RECORDED DATA =>
^^^^
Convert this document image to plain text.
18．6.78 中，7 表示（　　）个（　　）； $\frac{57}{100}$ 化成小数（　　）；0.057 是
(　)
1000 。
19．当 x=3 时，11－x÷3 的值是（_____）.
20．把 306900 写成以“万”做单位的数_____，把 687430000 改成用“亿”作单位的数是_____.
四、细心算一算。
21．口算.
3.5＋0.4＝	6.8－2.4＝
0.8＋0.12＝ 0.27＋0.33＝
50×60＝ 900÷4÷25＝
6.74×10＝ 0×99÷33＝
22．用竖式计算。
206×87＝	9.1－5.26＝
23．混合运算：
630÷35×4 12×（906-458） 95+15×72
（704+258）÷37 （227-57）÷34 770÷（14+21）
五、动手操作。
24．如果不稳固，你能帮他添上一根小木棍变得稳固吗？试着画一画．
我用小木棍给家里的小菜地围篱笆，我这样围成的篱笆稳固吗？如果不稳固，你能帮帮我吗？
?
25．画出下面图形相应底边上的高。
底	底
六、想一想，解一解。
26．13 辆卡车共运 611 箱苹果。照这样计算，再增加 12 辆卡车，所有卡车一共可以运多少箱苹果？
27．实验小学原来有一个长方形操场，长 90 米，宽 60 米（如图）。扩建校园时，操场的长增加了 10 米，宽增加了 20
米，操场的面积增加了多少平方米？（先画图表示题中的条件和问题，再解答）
^^^^
WHAT THE EXERCISE ASKS => Return every line containing "如果不稳固".

EXPECTED ANSWER =>
24．如果不稳固，你能帮他添上一根小木棍变得稳固吗？试着画一画．
我用小木棍给家里的小菜地围篱笆，我这样围成的篱笆稳固吗？如果不稳固，你能帮帮我吗？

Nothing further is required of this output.